> **SOURCE PASSAGE**:
* Begin *

The American Magazine and Monthly Chronicle for the British Colonies was published by William Bradford (1722–91) and edited by William Smith (1727–1803), the first provost of the College of Philadelphia. Printed in Philadelphia, the magazine’s numbers date from October 1757 through October 1758. “Dispute about the Tragedy of DOUGLAS” is unsigned; but Smith, as editor, is the most plausible author. The essay reprinted in full below was introduced in the American Magazine for January 1758 where it was remarked that after Douglas:

had run for a long time at Edinburgh, it was also bro’t on the theatre of Covent-Garden in London, March 14th, where it was received with considerable applause. The famous Mr. David Hume endeavoured to prepossess the town in its favour by publishing an extraordinary character of it. But as the piece by no means deserved such lavish encomiums, it was rather hurt than served thereby, as will always be the case when the expectations of the public are raised too high and then disappointed. The characters given of this play by the aforesaid David Hume, and by the authors of the monthly and critical reviews, form a very agreeable contrast, and shall be inserted in our next. (pp. 160–61)

* End *

> **INFORMATION SUPPLIED**:
* Begin *

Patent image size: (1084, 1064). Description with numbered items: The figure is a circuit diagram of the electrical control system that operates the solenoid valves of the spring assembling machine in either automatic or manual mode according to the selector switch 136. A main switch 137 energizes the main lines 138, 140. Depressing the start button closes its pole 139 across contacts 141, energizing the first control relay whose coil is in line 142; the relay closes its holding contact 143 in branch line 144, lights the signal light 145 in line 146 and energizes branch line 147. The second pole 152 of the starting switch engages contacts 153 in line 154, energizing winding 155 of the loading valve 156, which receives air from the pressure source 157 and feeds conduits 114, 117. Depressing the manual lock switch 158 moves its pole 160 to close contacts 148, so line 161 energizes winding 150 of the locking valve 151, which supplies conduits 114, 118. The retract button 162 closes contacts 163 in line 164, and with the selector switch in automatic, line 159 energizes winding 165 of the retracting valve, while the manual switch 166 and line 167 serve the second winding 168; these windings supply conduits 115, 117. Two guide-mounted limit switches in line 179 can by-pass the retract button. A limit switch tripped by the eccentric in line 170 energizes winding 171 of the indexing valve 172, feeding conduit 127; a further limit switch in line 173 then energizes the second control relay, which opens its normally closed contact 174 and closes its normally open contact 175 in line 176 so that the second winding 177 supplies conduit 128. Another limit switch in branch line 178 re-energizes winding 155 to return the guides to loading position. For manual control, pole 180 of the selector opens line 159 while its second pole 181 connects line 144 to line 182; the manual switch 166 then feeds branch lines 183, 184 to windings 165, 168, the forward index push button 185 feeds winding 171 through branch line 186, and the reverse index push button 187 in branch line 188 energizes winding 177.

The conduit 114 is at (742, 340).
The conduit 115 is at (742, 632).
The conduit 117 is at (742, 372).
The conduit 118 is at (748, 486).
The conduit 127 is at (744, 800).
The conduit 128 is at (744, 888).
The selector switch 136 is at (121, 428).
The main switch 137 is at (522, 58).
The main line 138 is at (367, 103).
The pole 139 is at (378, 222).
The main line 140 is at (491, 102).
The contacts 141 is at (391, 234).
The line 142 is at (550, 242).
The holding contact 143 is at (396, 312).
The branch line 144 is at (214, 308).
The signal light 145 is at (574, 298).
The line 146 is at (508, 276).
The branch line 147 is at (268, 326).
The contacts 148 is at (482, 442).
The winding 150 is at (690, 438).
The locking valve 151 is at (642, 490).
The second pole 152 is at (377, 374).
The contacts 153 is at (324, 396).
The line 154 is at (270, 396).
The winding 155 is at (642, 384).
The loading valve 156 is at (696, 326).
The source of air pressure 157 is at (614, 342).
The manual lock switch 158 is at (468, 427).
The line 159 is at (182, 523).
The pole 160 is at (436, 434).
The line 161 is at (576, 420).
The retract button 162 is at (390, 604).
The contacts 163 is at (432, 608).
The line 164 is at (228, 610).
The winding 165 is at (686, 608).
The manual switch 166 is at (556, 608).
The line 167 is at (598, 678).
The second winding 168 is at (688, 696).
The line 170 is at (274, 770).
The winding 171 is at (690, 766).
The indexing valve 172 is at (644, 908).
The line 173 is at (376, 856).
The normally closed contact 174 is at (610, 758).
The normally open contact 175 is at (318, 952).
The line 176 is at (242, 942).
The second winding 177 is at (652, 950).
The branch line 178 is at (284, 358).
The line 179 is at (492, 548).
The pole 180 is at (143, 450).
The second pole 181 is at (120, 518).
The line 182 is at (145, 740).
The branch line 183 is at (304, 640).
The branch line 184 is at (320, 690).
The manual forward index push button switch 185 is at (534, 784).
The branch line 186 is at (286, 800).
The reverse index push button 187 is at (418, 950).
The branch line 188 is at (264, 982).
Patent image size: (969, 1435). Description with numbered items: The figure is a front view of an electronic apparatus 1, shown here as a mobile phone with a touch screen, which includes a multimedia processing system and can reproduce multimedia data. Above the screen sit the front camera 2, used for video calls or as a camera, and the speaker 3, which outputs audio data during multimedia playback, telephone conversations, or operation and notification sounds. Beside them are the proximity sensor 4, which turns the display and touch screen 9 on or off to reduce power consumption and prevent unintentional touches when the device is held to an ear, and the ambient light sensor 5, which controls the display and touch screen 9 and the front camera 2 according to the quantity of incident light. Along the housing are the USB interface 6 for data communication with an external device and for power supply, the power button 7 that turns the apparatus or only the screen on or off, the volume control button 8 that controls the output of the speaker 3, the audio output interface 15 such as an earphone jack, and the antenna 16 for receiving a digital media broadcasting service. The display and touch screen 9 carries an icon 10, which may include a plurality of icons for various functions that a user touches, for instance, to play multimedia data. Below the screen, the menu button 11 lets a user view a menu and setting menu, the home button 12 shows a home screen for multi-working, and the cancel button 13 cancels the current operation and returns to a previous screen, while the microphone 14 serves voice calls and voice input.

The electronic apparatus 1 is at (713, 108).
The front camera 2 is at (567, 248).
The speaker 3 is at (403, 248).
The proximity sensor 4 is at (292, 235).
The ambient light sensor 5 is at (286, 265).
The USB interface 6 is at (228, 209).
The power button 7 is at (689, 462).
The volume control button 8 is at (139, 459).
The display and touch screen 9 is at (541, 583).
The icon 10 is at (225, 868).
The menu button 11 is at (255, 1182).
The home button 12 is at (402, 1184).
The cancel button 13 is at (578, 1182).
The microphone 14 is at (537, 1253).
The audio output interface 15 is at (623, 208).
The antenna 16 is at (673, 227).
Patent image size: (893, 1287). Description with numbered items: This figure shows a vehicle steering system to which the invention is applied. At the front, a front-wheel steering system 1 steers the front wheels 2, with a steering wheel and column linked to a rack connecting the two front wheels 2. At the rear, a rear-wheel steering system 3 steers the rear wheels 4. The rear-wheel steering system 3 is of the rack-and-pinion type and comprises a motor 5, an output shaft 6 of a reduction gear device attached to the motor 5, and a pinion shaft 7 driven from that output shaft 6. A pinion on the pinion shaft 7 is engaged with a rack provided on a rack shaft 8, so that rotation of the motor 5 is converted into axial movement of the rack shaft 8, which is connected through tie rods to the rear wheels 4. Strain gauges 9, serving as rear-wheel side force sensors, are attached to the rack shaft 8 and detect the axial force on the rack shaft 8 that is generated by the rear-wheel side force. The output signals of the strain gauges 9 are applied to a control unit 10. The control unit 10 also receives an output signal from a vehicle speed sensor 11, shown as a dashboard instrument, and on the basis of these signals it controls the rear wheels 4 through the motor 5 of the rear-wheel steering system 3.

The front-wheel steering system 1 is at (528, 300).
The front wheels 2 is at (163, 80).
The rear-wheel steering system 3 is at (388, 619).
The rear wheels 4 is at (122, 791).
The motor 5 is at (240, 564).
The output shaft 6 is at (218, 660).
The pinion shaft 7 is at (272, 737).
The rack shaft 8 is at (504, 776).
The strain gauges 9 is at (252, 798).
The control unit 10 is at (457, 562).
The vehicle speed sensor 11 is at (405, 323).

* End *

> **PROBLEMS TO SOLVE**:
#1 Translate this sentence from the passage on the Douglas dispute into Spanish: "Printed in Philadelphia, the magazine’s numbers date from October 1757 through October 1758."
#2 According to the passage on the Douglas dispute, are these statements true? For each, answer yes or no and quote the words that decide it.
(a) William Bradford edited the magazine.
(b) Douglas was put on at Covent-Garden on March 14th.
(c) Smith signed the essay on the Douglas dispute.
#3 Summarize the passage on the Douglas dispute in two sentences.

> **OUTPUTS IN ORDER**:
#1 Impresos en Filadelfia, los números de la revista abarcan desde octubre de 1757 hasta octubre de 1758.

#2
(a) No: "published by William Bradford (1722–91) and edited by William Smith (1727–1803)"
(b) Yes: "it was also bro’t on the theatre of Covent-Garden in London, March 14th"
(c) No: "“Dispute about the Tragedy of DOUGLAS” is unsigned"

#3 The American Magazine and Monthly Chronicle for the British Colonies was printed in Philadelphia from October 1757 to October 1758, published by William Bradford and edited by William Smith, the most plausible author of the unsigned essay "Dispute about the Tragedy of DOUGLAS." The magazine's January 1758 issue noted that after a long run in Edinburgh, Douglas was received with considerable applause at Covent-Garden, but David Hume's lavish praise had raised public expectations too high and hurt the play more than it helped.